##### Data provided

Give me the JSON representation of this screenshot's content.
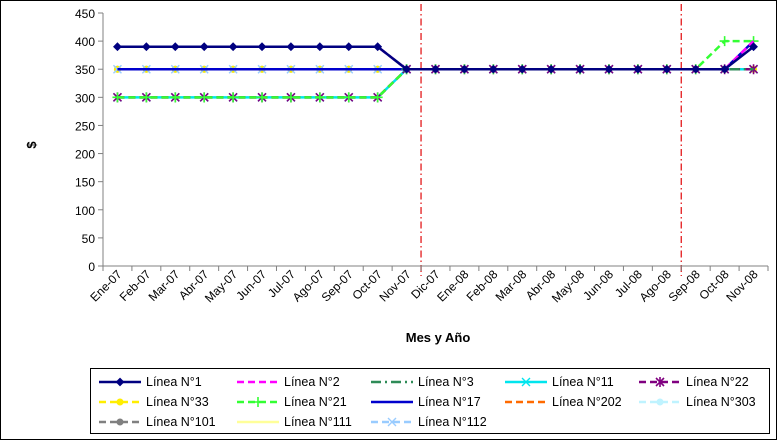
{
  "chart_data": {
    "type": "line",
    "title": "",
    "xlabel": "Mes y Año",
    "ylabel": "$",
    "ylim": [
      0,
      450
    ],
    "yticks": [
      0,
      50,
      100,
      150,
      200,
      250,
      300,
      350,
      400,
      450
    ],
    "grid": false,
    "legend_position": "bottom",
    "categories": [
      "Ene-07",
      "Feb-07",
      "Mar-07",
      "Abr-07",
      "May-07",
      "Jun-07",
      "Jul-07",
      "Ago-07",
      "Sep-07",
      "Oct-07",
      "Nov-07",
      "Dic-07",
      "Ene-08",
      "Feb-08",
      "Mar-08",
      "Abr-08",
      "May-08",
      "Jun-08",
      "Jul-08",
      "Ago-08",
      "Sep-08",
      "Oct-08",
      "Nov-08"
    ],
    "vertical_markers": [
      {
        "between": [
          "Nov-07",
          "Dic-07"
        ],
        "color": "#e31a1c",
        "style": "dash-dot"
      },
      {
        "between": [
          "Ago-08",
          "Sep-08"
        ],
        "color": "#e31a1c",
        "style": "dash-dot"
      }
    ],
    "series": [
      {
        "name": "Línea N°1",
        "color": "#000080",
        "dash": "solid",
        "marker": "diamond",
        "values": [
          390,
          390,
          390,
          390,
          390,
          390,
          390,
          390,
          390,
          390,
          350,
          350,
          350,
          350,
          350,
          350,
          350,
          350,
          350,
          350,
          350,
          350,
          390
        ]
      },
      {
        "name": "Línea N°2",
        "color": "#ff00ff",
        "dash": "dash",
        "marker": "none",
        "values": [
          390,
          390,
          390,
          390,
          390,
          390,
          390,
          390,
          390,
          390,
          350,
          350,
          350,
          350,
          350,
          350,
          350,
          350,
          350,
          350,
          350,
          350,
          400
        ]
      },
      {
        "name": "Línea N°3",
        "color": "#2e8b57",
        "dash": "dashdot",
        "marker": "none",
        "values": [
          390,
          390,
          390,
          390,
          390,
          390,
          390,
          390,
          390,
          390,
          350,
          350,
          350,
          350,
          350,
          350,
          350,
          350,
          350,
          350,
          350,
          350,
          350
        ]
      },
      {
        "name": "Línea N°11",
        "color": "#00e5ee",
        "dash": "solid",
        "marker": "x",
        "values": [
          300,
          300,
          300,
          300,
          300,
          300,
          300,
          300,
          300,
          300,
          350,
          350,
          350,
          350,
          350,
          350,
          350,
          350,
          350,
          350,
          350,
          350,
          350
        ]
      },
      {
        "name": "Línea N°22",
        "color": "#800080",
        "dash": "dash",
        "marker": "star",
        "values": [
          300,
          300,
          300,
          300,
          300,
          300,
          300,
          300,
          300,
          300,
          350,
          350,
          350,
          350,
          350,
          350,
          350,
          350,
          350,
          350,
          350,
          350,
          350
        ]
      },
      {
        "name": "Línea N°33",
        "color": "#ffee00",
        "dash": "dash",
        "marker": "dot",
        "values": [
          350,
          350,
          350,
          350,
          350,
          350,
          350,
          350,
          350,
          350,
          350,
          350,
          350,
          350,
          350,
          350,
          350,
          350,
          350,
          350,
          350,
          350,
          350
        ]
      },
      {
        "name": "Línea N°21",
        "color": "#33ff33",
        "dash": "dash",
        "marker": "plus",
        "values": [
          300,
          300,
          300,
          300,
          300,
          300,
          300,
          300,
          300,
          300,
          350,
          350,
          350,
          350,
          350,
          350,
          350,
          350,
          350,
          350,
          350,
          400,
          400
        ]
      },
      {
        "name": "Línea N°17",
        "color": "#0000cd",
        "dash": "solid",
        "marker": "none",
        "values": [
          350,
          350,
          350,
          350,
          350,
          350,
          350,
          350,
          350,
          350,
          350,
          350,
          350,
          350,
          350,
          350,
          350,
          350,
          350,
          350,
          350,
          350,
          400
        ]
      },
      {
        "name": "Línea N°202",
        "color": "#ff6a00",
        "dash": "dash",
        "marker": "none",
        "values": [
          300,
          300,
          300,
          300,
          300,
          300,
          300,
          300,
          300,
          300,
          350,
          350,
          350,
          350,
          350,
          350,
          350,
          350,
          350,
          350,
          350,
          350,
          350
        ]
      },
      {
        "name": "Línea N°303",
        "color": "#bff3ff",
        "dash": "dash",
        "marker": "dot",
        "values": [
          350,
          350,
          350,
          350,
          350,
          350,
          350,
          350,
          350,
          350,
          350,
          350,
          350,
          350,
          350,
          350,
          350,
          350,
          350,
          350,
          350,
          350,
          350
        ]
      },
      {
        "name": "Línea N°101",
        "color": "#808080",
        "dash": "dash",
        "marker": "dot",
        "values": [
          350,
          350,
          350,
          350,
          350,
          350,
          350,
          350,
          350,
          350,
          350,
          350,
          350,
          350,
          350,
          350,
          350,
          350,
          350,
          350,
          350,
          350,
          350
        ]
      },
      {
        "name": "Línea N°111",
        "color": "#ffff99",
        "dash": "solid",
        "marker": "none",
        "values": [
          350,
          350,
          350,
          350,
          350,
          350,
          350,
          350,
          350,
          350,
          350,
          350,
          350,
          350,
          350,
          350,
          350,
          350,
          350,
          350,
          350,
          350,
          350
        ]
      },
      {
        "name": "Línea N°112",
        "color": "#99ccff",
        "dash": "dash",
        "marker": "x",
        "values": [
          350,
          350,
          350,
          350,
          350,
          350,
          350,
          350,
          350,
          350,
          350,
          350,
          350,
          350,
          350,
          350,
          350,
          350,
          350,
          350,
          350,
          350,
          350
        ]
      }
    ]
  }
}
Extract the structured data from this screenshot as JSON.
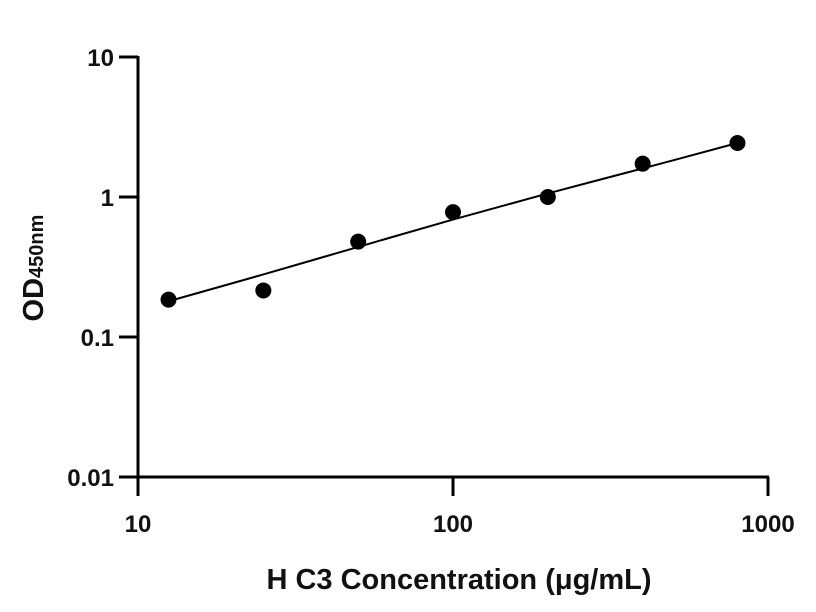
{
  "chart_data": {
    "type": "scatter",
    "title": "",
    "xlabel": "H C3 Concentration (μg/mL)",
    "ylabel": {
      "main": "OD",
      "subscript": "450nm"
    },
    "x_scale": "log",
    "y_scale": "log",
    "xlim": [
      10,
      1000
    ],
    "ylim": [
      0.01,
      10
    ],
    "x_ticks": [
      "10",
      "100",
      "1000"
    ],
    "y_ticks": [
      "0.01",
      "0.1",
      "1",
      "10"
    ],
    "grid": false,
    "legend": "none",
    "series": [
      {
        "x": [
          12.5,
          25,
          50,
          100,
          200,
          400,
          800
        ],
        "y": [
          0.185,
          0.215,
          0.48,
          0.78,
          1.0,
          1.73,
          2.43
        ]
      }
    ],
    "fit_curve": {
      "x": [
        12.5,
        25,
        50,
        100,
        200,
        400,
        800
      ],
      "y": [
        0.18,
        0.28,
        0.44,
        0.69,
        1.06,
        1.6,
        2.43
      ]
    },
    "colors": {
      "points": "#000000",
      "line": "#000000",
      "axes": "#000000"
    }
  }
}
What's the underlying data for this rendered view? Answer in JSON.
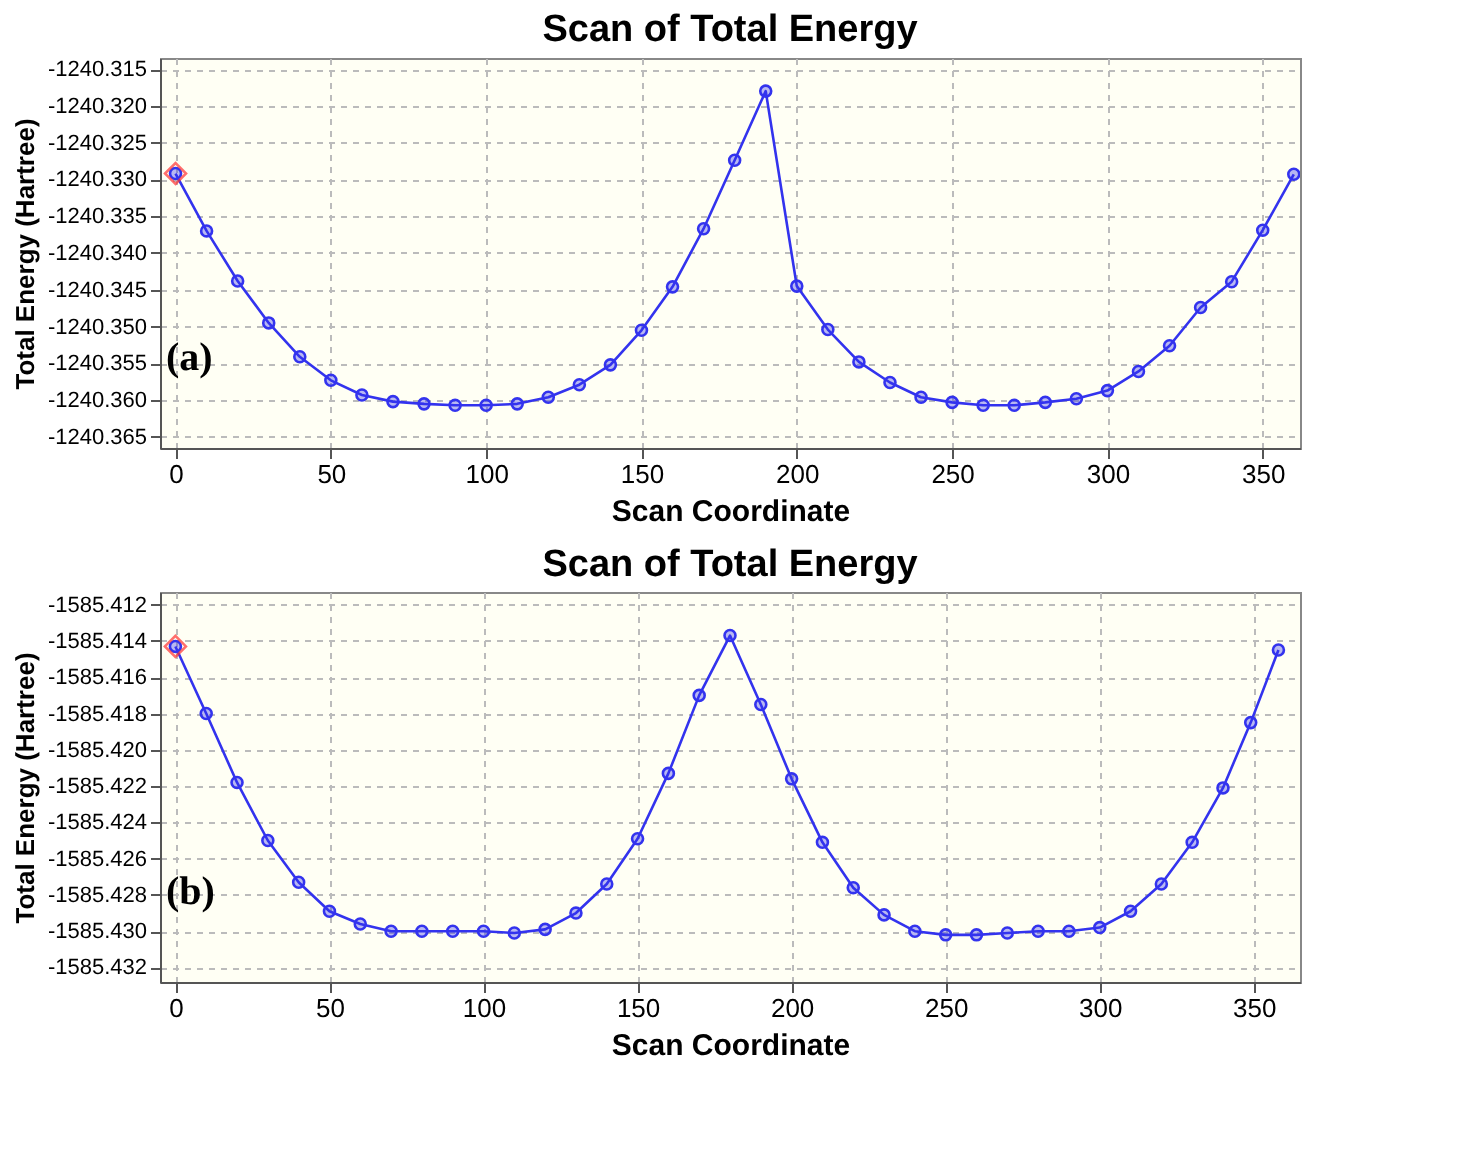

##########

- **What the task requires**
Collect the lines of the data that carry the word "screenshot".

- **Output of the exercise**
Give me the JSON representation of this screenshot's content.
Extract the structured data from this screenshot as JSON.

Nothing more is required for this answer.